[start]

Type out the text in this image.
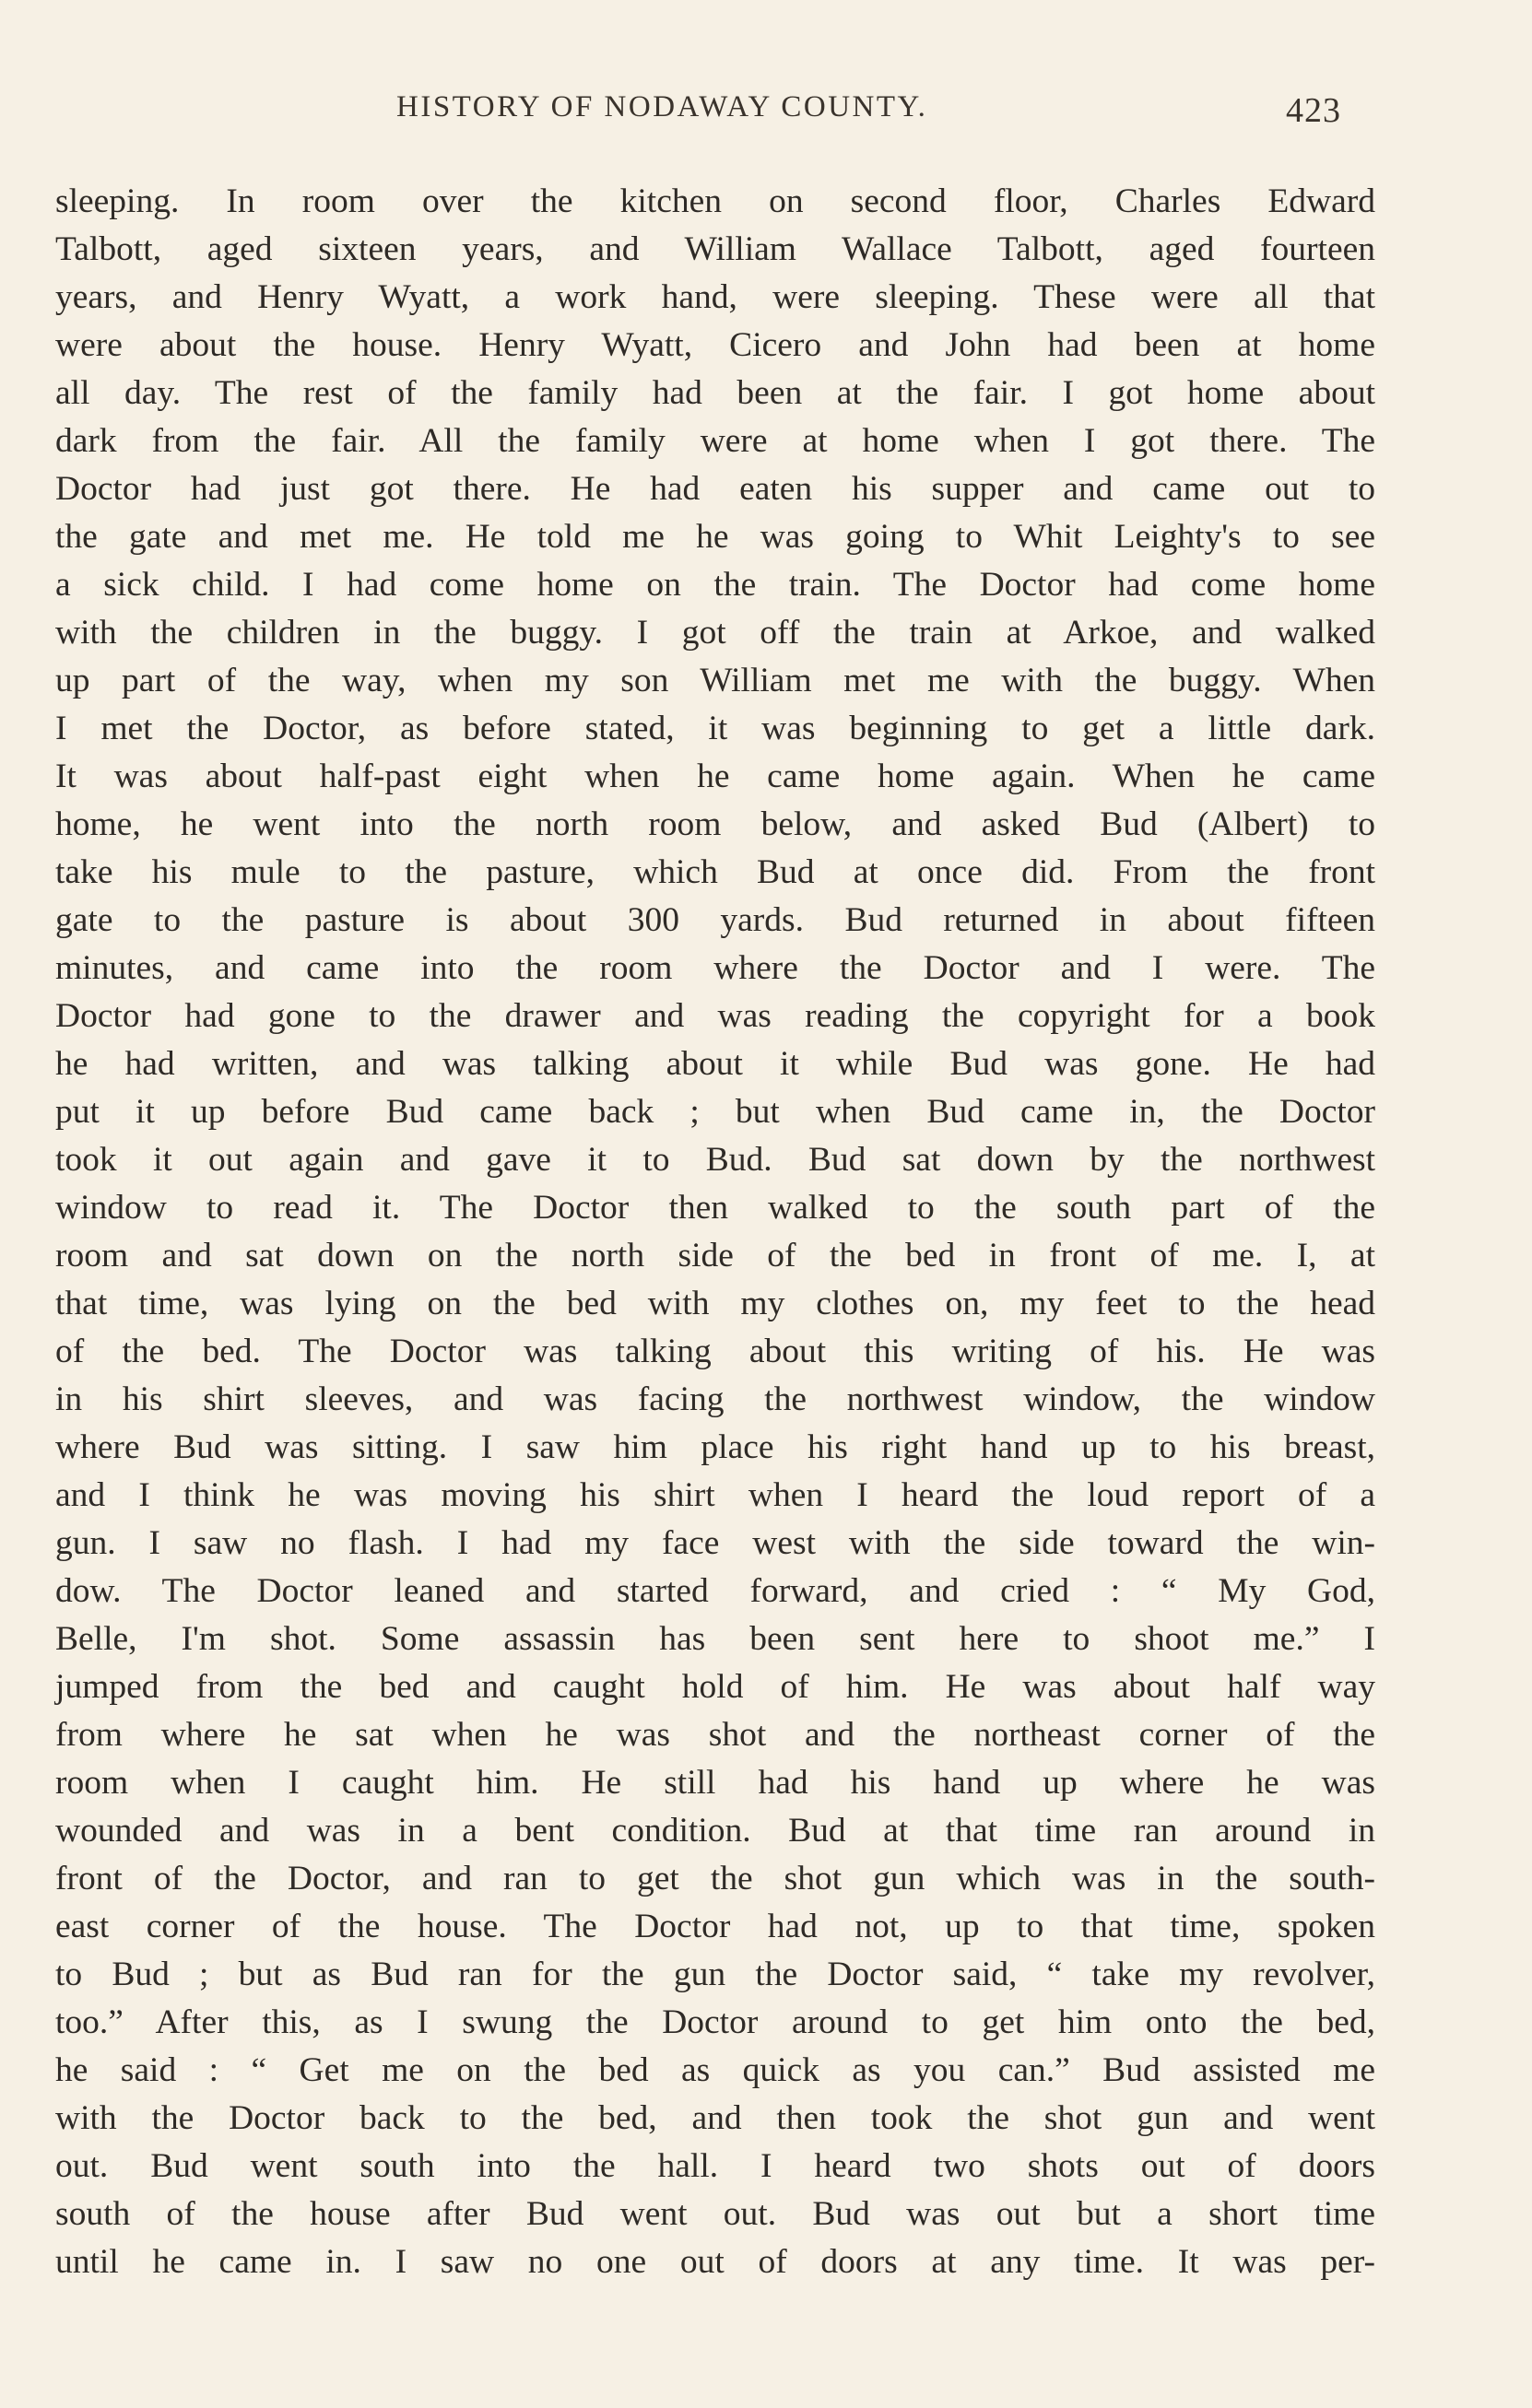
HISTORY OF NODAWAY COUNTY.	423
sleeping. In room over the kitchen on second floor, Charles Edward
Talbott, aged sixteen years, and William Wallace Talbott, aged fourteen
years, and Henry Wyatt, a work hand, were sleeping. These were all that
were about the house. Henry Wyatt, Cicero and John had been at home
all day. The rest of the family had been at the fair. I got home about
dark from the fair. All the family were at home when I got there. The
Doctor had just got there. He had eaten his supper and came out to
the gate and met me. He told me he was going to Whit Leighty's to see
a sick child. I had come home on the train. The Doctor had come home
with the children in the buggy. I got off the train at Arkoe, and walked
up part of the way, when my son William met me with the buggy. When
I met the Doctor, as before stated, it was beginning to get a little dark.
It was about half-past eight when he came home again. When he came
home, he went into the north room below, and asked Bud (Albert) to
take his mule to the pasture, which Bud at once did. From the front
gate to the pasture is about 300 yards. Bud returned in about fifteen
minutes, and came into the room where the Doctor and I were. The
Doctor had gone to the drawer and was reading the copyright for a book
he had written, and was talking about it while Bud was gone. He had
put it up before Bud came back ; but when Bud came in, the Doctor
took it out again and gave it to Bud. Bud sat down by the northwest
window to read it. The Doctor then walked to the south part of the
room and sat down on the north side of the bed in front of me. I, at
that time, was lying on the bed with my clothes on, my feet to the head
of the bed. The Doctor was talking about this writing of his. He was
in his shirt sleeves, and was facing the northwest window, the window
where Bud was sitting. I saw him place his right hand up to his breast,
and I think he was moving his shirt when I heard the loud report of a
gun. I saw no flash. I had my face west with the side toward the win-
dow. The Doctor leaned and started forward, and cried : “ My God,
Belle, I'm shot. Some assassin has been sent here to shoot me.” I
jumped from the bed and caught hold of him. He was about half way
from where he sat when he was shot and the northeast corner of the
room when I caught him. He still had his hand up where he was
wounded and was in a bent condition. Bud at that time ran around in
front of the Doctor, and ran to get the shot gun which was in the south-
east corner of the house. The Doctor had not, up to that time, spoken
to Bud ; but as Bud ran for the gun the Doctor said, “ take my revolver,
too.” After this, as I swung the Doctor around to get him onto the bed,
he said : “ Get me on the bed as quick as you can.” Bud assisted me
with the Doctor back to the bed, and then took the shot gun and went
out. Bud went south into the hall. I heard two shots out of doors
south of the house after Bud went out. Bud was out but a short time
until he came in. I saw no one out of doors at any time. It was per-
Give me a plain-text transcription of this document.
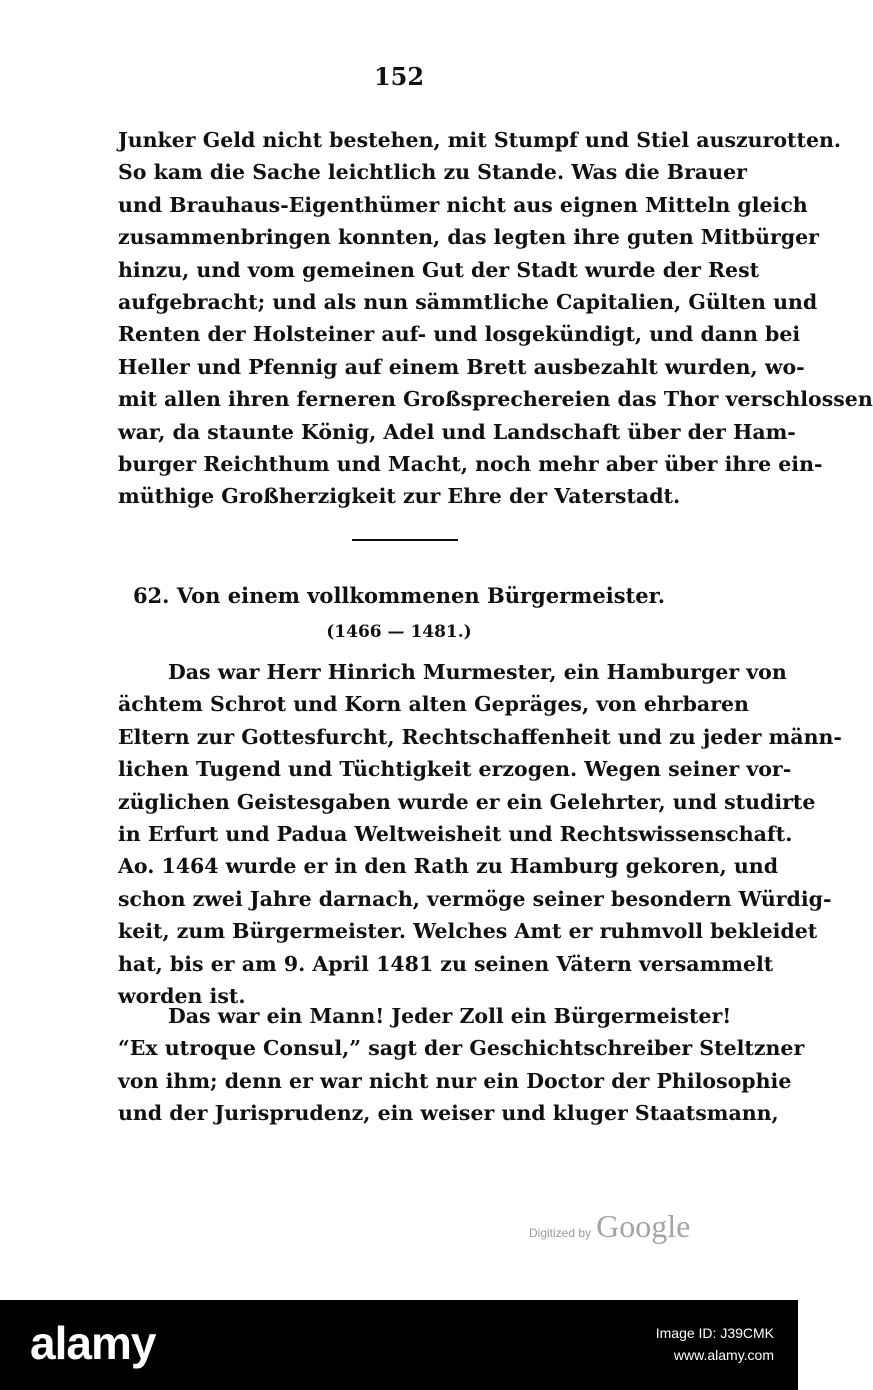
152
Junker Geld nicht bestehen, mit Stumpf und Stiel auszurotten.
So kam die Sache leichtlich zu Stande. Was die Brauer
und Brauhaus-Eigenthümer nicht aus eignen Mitteln gleich
zusammenbringen konnten, das legten ihre guten Mitbürger
hinzu, und vom gemeinen Gut der Stadt wurde der Rest
aufgebracht; und als nun sämmtliche Capitalien, Gülten und
Renten der Holsteiner auf- und losgekündigt, und dann bei
Heller und Pfennig auf einem Brett ausbezahlt wurden, wo-
mit allen ihren ferneren Großsprechereien das Thor verschlossen
war, da staunte König, Adel und Landschaft über der Ham-
burger Reichthum und Macht, noch mehr aber über ihre ein-
müthige Großherzigkeit zur Ehre der Vaterstadt.
62. Von einem vollkommenen Bürgermeister.
(1466 — 1481.)
Das war Herr Hinrich Murmester, ein Hamburger von
ächtem Schrot und Korn alten Gepräges, von ehrbaren
Eltern zur Gottesfurcht, Rechtschaffenheit und zu jeder männ-
lichen Tugend und Tüchtigkeit erzogen. Wegen seiner vor-
züglichen Geistesgaben wurde er ein Gelehrter, und studirte
in Erfurt und Padua Weltweisheit und Rechtswissenschaft.
Ao. 1464 wurde er in den Rath zu Hamburg gekoren, und
schon zwei Jahre darnach, vermöge seiner besondern Würdig-
keit, zum Bürgermeister. Welches Amt er ruhmvoll bekleidet
hat, bis er am 9. April 1481 zu seinen Vätern versammelt
worden ist.
Das war ein Mann! Jeder Zoll ein Bürgermeister!
“Ex utroque Consul,” sagt der Geschichtschreiber Steltzner
von ihm; denn er war nicht nur ein Doctor der Philosophie
und der Jurisprudenz, ein weiser und kluger Staatsmann,
Digitized by Google
alamy	Image ID: J39CMK
www.alamy.com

[end]

* AIM OF THE TASK: Leaving aside the images, write out the entries above word for word.

* RESPONSE TO THE TASK:
Type out the text in this image.
HISTORY OF NODAWAY COUNTY.	423
sleeping. In room over the kitchen on second floor, Charles Edward
Talbott, aged sixteen years, and William Wallace Talbott, aged fourteen
years, and Henry Wyatt, a work hand, were sleeping. These were all that
were about the house. Henry Wyatt, Cicero and John had been at home
all day. The rest of the family had been at the fair. I got home about
dark from the fair. All the family were at home when I got there. The
Doctor had just got there. He had eaten his supper and came out to
the gate and met me. He told me he was going to Whit Leighty's to see
a sick child. I had come home on the train. The Doctor had come home
with the children in the buggy. I got off the train at Arkoe, and walked
up part of the way, when my son William met me with the buggy. When
I met the Doctor, as before stated, it was beginning to get a little dark.
It was about half-past eight when he came home again. When he came
home, he went into the north room below, and asked Bud (Albert) to
take his mule to the pasture, which Bud at once did. From the front
gate to the pasture is about 300 yards. Bud returned in about fifteen
minutes, and came into the room where the Doctor and I were. The
Doctor had gone to the drawer and was reading the copyright for a book
he had written, and was talking about it while Bud was gone. He had
put it up before Bud came back ; but when Bud came in, the Doctor
took it out again and gave it to Bud. Bud sat down by the northwest
window to read it. The Doctor then walked to the south part of the
room and sat down on the north side of the bed in front of me. I, at
that time, was lying on the bed with my clothes on, my feet to the head
of the bed. The Doctor was talking about this writing of his. He was
in his shirt sleeves, and was facing the northwest window, the window
where Bud was sitting. I saw him place his right hand up to his breast,
and I think he was moving his shirt when I heard the loud report of a
gun. I saw no flash. I had my face west with the side toward the win-
dow. The Doctor leaned and started forward, and cried : “ My God,
Belle, I'm shot. Some assassin has been sent here to shoot me.” I
jumped from the bed and caught hold of him. He was about half way
from where he sat when he was shot and the northeast corner of the
room when I caught him. He still had his hand up where he was
wounded and was in a bent condition. Bud at that time ran around in
front of the Doctor, and ran to get the shot gun which was in the south-
east corner of the house. The Doctor had not, up to that time, spoken
to Bud ; but as Bud ran for the gun the Doctor said, “ take my revolver,
too.” After this, as I swung the Doctor around to get him onto the bed,
he said : “ Get me on the bed as quick as you can.” Bud assisted me
with the Doctor back to the bed, and then took the shot gun and went
out. Bud went south into the hall. I heard two shots out of doors
south of the house after Bud went out. Bud was out but a short time
until he came in. I saw no one out of doors at any time. It was per-
Give me a plain-text transcription of this document.
152
Junker Geld nicht bestehen, mit Stumpf und Stiel auszurotten.
So kam die Sache leichtlich zu Stande. Was die Brauer
und Brauhaus-Eigenthümer nicht aus eignen Mitteln gleich
zusammenbringen konnten, das legten ihre guten Mitbürger
hinzu, und vom gemeinen Gut der Stadt wurde der Rest
aufgebracht; und als nun sämmtliche Capitalien, Gülten und
Renten der Holsteiner auf- und losgekündigt, und dann bei
Heller und Pfennig auf einem Brett ausbezahlt wurden, wo-
mit allen ihren ferneren Großsprechereien das Thor verschlossen
war, da staunte König, Adel und Landschaft über der Ham-
burger Reichthum und Macht, noch mehr aber über ihre ein-
müthige Großherzigkeit zur Ehre der Vaterstadt.
62. Von einem vollkommenen Bürgermeister.
(1466 — 1481.)
Das war Herr Hinrich Murmester, ein Hamburger von
ächtem Schrot und Korn alten Gepräges, von ehrbaren
Eltern zur Gottesfurcht, Rechtschaffenheit und zu jeder männ-
lichen Tugend und Tüchtigkeit erzogen. Wegen seiner vor-
züglichen Geistesgaben wurde er ein Gelehrter, und studirte
in Erfurt und Padua Weltweisheit und Rechtswissenschaft.
Ao. 1464 wurde er in den Rath zu Hamburg gekoren, und
schon zwei Jahre darnach, vermöge seiner besondern Würdig-
keit, zum Bürgermeister. Welches Amt er ruhmvoll bekleidet
hat, bis er am 9. April 1481 zu seinen Vätern versammelt
worden ist.
Das war ein Mann! Jeder Zoll ein Bürgermeister!
“Ex utroque Consul,” sagt der Geschichtschreiber Steltzner
von ihm; denn er war nicht nur ein Doctor der Philosophie
und der Jurisprudenz, ein weiser und kluger Staatsmann,
Digitized by Google
alamy	Image ID: J39CMK
www.alamy.com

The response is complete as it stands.